## STORED DATA
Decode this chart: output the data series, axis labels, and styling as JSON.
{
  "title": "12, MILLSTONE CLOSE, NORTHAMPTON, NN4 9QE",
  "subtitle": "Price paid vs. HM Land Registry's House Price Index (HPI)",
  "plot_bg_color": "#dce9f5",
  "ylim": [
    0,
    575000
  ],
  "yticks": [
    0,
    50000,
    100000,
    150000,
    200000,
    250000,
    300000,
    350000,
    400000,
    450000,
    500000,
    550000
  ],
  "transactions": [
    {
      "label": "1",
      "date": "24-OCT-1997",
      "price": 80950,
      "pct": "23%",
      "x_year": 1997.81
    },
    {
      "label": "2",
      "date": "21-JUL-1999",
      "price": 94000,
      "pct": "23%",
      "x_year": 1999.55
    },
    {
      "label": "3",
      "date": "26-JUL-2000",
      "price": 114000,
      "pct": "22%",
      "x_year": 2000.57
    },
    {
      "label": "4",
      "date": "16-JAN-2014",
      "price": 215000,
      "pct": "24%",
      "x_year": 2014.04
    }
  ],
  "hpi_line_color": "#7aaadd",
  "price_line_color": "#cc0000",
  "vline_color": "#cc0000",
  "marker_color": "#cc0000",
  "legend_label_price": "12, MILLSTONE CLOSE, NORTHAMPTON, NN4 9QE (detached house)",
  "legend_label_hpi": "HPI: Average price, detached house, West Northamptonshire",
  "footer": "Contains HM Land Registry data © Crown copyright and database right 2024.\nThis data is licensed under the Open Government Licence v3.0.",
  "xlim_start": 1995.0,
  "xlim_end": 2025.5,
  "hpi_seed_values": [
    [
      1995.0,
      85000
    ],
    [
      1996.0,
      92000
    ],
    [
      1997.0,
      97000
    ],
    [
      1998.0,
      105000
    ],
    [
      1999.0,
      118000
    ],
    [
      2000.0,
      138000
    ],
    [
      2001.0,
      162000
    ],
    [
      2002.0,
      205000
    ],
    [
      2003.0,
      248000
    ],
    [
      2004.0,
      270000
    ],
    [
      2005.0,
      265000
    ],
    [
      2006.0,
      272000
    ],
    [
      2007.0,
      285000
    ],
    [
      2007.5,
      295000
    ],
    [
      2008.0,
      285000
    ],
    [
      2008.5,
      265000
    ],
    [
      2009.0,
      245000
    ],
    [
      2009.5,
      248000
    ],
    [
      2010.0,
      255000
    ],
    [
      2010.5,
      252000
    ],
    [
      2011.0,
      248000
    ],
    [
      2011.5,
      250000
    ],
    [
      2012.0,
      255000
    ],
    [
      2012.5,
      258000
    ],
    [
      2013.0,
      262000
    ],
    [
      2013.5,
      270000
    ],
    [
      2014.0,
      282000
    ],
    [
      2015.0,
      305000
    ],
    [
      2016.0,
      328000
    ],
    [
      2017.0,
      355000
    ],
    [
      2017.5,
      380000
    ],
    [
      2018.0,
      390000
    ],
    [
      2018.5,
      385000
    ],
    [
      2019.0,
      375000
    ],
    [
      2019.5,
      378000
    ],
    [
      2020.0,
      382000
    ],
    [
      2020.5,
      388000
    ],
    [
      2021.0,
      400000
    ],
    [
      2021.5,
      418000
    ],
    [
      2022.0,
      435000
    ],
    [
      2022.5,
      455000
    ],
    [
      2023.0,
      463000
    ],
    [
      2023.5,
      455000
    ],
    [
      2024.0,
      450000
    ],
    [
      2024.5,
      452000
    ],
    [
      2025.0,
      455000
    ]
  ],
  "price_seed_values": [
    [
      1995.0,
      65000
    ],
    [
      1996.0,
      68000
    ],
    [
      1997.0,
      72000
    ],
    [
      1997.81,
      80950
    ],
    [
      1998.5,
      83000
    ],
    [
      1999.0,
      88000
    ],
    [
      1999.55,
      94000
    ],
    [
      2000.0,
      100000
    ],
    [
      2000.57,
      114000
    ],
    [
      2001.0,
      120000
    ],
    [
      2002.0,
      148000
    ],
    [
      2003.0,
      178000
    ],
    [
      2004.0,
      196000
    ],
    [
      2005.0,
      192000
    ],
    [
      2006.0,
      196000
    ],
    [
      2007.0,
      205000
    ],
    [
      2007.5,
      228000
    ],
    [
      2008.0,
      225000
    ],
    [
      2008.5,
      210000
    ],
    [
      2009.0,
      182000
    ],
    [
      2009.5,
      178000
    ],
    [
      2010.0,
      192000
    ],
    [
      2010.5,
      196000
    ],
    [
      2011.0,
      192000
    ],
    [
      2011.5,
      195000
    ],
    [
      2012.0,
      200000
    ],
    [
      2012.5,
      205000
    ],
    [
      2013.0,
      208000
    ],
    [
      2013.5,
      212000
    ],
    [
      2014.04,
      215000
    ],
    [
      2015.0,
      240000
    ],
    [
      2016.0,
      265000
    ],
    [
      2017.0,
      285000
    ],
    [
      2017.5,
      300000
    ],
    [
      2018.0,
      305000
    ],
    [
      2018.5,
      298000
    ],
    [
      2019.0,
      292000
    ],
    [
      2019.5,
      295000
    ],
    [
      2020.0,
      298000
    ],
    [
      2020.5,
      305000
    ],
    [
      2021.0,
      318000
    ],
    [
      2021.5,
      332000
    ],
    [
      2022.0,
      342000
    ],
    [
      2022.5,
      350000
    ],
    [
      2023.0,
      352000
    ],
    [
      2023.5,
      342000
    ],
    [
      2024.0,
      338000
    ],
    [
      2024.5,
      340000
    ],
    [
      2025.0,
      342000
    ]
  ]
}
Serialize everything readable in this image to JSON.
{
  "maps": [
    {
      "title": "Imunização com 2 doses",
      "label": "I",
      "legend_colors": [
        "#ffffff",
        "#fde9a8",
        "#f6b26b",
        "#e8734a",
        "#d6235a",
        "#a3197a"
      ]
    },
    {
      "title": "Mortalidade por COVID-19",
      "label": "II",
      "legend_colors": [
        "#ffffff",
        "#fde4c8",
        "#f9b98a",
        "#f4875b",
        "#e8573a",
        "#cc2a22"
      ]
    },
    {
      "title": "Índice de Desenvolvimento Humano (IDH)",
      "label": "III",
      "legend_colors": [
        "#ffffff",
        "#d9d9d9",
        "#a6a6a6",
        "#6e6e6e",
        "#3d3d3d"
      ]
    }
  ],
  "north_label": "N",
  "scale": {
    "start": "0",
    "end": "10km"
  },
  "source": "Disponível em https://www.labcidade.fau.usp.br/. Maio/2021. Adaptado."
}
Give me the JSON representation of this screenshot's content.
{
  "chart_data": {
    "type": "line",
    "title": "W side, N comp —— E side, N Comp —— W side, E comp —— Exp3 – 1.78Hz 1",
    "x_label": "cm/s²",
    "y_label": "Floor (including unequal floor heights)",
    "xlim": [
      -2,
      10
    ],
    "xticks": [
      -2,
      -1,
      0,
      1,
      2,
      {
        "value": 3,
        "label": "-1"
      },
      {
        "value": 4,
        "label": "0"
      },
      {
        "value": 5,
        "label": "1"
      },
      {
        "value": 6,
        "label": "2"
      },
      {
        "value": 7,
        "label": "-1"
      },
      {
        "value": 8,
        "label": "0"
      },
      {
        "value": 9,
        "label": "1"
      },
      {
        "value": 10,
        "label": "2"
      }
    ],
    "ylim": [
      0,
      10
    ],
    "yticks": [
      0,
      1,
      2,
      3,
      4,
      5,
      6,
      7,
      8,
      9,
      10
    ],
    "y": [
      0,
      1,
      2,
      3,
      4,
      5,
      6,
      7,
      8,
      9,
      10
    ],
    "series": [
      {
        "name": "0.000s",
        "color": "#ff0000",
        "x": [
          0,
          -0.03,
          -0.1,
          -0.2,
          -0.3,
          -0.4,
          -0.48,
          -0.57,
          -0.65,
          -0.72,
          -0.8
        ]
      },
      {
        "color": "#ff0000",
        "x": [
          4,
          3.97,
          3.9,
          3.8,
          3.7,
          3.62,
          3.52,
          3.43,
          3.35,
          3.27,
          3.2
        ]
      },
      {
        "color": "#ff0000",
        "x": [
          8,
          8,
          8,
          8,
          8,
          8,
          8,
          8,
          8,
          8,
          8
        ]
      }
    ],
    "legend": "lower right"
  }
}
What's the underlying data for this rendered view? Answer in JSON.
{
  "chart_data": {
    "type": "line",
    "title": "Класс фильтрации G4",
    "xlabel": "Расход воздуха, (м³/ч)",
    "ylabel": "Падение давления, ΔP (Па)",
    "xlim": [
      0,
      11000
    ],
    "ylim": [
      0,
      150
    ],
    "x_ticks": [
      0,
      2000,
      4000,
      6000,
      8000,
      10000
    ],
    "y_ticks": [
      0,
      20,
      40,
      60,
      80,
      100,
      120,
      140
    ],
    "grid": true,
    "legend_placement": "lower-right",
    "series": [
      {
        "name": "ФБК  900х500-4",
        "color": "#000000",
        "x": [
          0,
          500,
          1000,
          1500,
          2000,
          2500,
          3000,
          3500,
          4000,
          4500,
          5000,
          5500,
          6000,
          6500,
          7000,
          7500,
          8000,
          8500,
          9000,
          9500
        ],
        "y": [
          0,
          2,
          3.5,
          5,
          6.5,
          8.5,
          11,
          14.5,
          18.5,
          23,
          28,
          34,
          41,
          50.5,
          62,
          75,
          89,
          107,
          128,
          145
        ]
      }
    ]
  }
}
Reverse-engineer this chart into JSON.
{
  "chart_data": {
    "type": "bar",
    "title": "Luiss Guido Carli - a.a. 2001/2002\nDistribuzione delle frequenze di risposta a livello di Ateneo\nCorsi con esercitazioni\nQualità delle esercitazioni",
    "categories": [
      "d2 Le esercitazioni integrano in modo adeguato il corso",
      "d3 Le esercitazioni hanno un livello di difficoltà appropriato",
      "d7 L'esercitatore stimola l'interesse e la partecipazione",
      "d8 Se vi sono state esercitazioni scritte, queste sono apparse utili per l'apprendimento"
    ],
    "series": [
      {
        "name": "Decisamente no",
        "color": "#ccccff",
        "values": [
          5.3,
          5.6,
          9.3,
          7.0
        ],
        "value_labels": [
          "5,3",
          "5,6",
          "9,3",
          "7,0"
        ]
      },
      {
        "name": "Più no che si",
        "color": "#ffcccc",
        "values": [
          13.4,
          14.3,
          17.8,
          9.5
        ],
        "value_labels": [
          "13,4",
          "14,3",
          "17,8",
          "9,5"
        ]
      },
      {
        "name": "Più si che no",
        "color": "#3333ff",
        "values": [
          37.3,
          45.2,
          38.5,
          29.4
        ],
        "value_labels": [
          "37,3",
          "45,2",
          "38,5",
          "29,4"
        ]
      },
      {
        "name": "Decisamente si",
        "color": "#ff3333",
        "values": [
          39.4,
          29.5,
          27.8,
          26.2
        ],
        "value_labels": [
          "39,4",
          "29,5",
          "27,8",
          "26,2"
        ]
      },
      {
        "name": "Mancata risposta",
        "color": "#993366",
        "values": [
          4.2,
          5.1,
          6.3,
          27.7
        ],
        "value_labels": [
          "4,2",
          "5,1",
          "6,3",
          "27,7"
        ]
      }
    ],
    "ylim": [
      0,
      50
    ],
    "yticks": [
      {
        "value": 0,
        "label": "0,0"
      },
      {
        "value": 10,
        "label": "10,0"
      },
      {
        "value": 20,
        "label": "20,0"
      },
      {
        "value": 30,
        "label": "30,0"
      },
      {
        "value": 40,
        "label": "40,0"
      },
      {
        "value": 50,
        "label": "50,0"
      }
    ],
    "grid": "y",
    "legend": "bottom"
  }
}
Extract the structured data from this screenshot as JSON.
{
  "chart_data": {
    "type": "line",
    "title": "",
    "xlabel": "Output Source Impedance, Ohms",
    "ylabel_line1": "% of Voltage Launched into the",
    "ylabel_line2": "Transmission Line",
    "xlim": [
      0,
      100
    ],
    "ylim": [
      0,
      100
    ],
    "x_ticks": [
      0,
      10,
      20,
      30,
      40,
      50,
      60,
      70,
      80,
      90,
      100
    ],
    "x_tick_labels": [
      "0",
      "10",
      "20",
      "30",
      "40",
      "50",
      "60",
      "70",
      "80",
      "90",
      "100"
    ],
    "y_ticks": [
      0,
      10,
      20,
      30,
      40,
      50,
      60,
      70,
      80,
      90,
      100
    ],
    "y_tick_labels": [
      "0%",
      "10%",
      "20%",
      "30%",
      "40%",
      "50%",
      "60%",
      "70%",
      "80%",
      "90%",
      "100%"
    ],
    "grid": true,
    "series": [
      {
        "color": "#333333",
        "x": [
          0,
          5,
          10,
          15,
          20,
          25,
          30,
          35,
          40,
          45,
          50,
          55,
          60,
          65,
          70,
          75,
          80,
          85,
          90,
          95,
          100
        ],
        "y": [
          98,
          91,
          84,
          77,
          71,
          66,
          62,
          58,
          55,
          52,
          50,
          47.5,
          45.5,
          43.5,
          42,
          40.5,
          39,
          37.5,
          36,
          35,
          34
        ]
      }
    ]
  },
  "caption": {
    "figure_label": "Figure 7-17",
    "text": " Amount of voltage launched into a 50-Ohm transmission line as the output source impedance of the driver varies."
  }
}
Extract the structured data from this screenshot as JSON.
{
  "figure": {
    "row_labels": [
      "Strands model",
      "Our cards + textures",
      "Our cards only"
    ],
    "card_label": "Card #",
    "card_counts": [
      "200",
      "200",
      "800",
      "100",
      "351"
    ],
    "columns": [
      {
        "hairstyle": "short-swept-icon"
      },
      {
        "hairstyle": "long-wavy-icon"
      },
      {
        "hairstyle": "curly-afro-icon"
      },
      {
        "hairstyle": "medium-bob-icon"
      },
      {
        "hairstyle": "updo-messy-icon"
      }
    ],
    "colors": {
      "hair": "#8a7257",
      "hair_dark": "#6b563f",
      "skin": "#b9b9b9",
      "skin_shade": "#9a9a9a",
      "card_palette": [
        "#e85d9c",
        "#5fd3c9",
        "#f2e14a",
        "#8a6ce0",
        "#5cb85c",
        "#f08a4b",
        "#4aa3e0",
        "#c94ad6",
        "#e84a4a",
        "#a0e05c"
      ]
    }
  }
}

## EXERCISE
Pull out every line containing "detached".

## REPLY TO THE TASK
  "legend_label_price": "12, MILLSTONE CLOSE, NORTHAMPTON, NN4 9QE (detached house)",
  "legend_label_hpi": "HPI: Average price, detached house, West Northamptonshire",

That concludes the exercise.